Start INPUT

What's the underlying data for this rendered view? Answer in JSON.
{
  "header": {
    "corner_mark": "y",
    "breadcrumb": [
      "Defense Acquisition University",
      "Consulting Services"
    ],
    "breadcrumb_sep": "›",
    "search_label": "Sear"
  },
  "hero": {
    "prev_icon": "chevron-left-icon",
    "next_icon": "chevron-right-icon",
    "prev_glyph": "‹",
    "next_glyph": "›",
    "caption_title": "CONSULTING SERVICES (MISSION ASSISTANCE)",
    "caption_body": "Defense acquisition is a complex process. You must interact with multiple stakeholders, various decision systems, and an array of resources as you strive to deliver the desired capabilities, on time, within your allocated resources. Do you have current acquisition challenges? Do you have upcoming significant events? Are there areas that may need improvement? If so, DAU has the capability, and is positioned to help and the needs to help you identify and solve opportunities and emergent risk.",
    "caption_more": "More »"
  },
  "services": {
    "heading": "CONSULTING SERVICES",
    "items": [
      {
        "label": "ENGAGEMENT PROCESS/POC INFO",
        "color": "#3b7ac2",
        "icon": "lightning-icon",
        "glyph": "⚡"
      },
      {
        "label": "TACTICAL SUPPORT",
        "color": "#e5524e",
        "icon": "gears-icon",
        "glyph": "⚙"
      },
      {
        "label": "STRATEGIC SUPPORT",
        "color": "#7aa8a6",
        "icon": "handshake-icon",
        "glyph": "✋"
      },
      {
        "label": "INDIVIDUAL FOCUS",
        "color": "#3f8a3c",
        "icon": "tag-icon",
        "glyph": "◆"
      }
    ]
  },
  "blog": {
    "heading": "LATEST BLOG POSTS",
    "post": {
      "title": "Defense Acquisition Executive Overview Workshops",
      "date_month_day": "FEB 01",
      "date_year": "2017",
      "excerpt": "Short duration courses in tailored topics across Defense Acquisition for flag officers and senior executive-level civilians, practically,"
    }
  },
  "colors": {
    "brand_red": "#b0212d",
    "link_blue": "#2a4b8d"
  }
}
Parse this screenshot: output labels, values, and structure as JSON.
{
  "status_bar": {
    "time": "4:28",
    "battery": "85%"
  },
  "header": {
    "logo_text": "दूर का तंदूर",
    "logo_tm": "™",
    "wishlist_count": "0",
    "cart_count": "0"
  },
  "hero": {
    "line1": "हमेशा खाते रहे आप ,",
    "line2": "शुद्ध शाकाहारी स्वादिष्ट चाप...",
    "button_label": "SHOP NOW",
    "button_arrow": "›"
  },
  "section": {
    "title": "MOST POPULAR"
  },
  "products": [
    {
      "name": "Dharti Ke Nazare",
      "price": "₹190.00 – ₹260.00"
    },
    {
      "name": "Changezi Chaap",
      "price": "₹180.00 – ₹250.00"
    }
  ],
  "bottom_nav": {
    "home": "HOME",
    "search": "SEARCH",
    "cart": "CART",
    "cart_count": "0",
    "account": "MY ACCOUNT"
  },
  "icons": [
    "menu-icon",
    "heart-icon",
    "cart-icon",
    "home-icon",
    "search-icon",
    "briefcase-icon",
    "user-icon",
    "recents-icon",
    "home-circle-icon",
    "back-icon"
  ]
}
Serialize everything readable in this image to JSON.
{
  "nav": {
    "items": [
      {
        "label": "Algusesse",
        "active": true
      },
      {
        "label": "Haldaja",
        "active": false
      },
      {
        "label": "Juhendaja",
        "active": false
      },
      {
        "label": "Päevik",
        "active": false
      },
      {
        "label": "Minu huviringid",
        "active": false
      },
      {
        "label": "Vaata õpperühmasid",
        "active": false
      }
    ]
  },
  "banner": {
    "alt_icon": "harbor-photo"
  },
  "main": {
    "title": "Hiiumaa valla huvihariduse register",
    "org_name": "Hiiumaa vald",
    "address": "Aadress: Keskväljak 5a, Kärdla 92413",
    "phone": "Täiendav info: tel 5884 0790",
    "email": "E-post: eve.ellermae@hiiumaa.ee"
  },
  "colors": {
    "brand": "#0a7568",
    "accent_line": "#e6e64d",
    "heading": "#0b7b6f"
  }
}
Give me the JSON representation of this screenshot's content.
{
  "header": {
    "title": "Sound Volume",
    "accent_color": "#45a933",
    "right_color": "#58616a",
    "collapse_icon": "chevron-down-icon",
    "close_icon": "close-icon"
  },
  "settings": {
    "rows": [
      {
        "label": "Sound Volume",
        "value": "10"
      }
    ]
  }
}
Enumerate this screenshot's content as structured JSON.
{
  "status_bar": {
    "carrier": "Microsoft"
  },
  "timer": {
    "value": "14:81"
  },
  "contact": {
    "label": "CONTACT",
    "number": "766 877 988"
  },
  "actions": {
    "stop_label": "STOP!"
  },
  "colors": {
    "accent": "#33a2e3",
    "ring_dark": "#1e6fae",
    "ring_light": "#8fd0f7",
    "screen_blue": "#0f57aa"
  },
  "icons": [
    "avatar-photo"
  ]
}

End INPUT

PROBLEM REQUIREMENTS: From the listing above, copy every line that holds the string "home".

FINISHED TASK:
    "home": "HOME",
    "home-icon",
    "home-circle-icon",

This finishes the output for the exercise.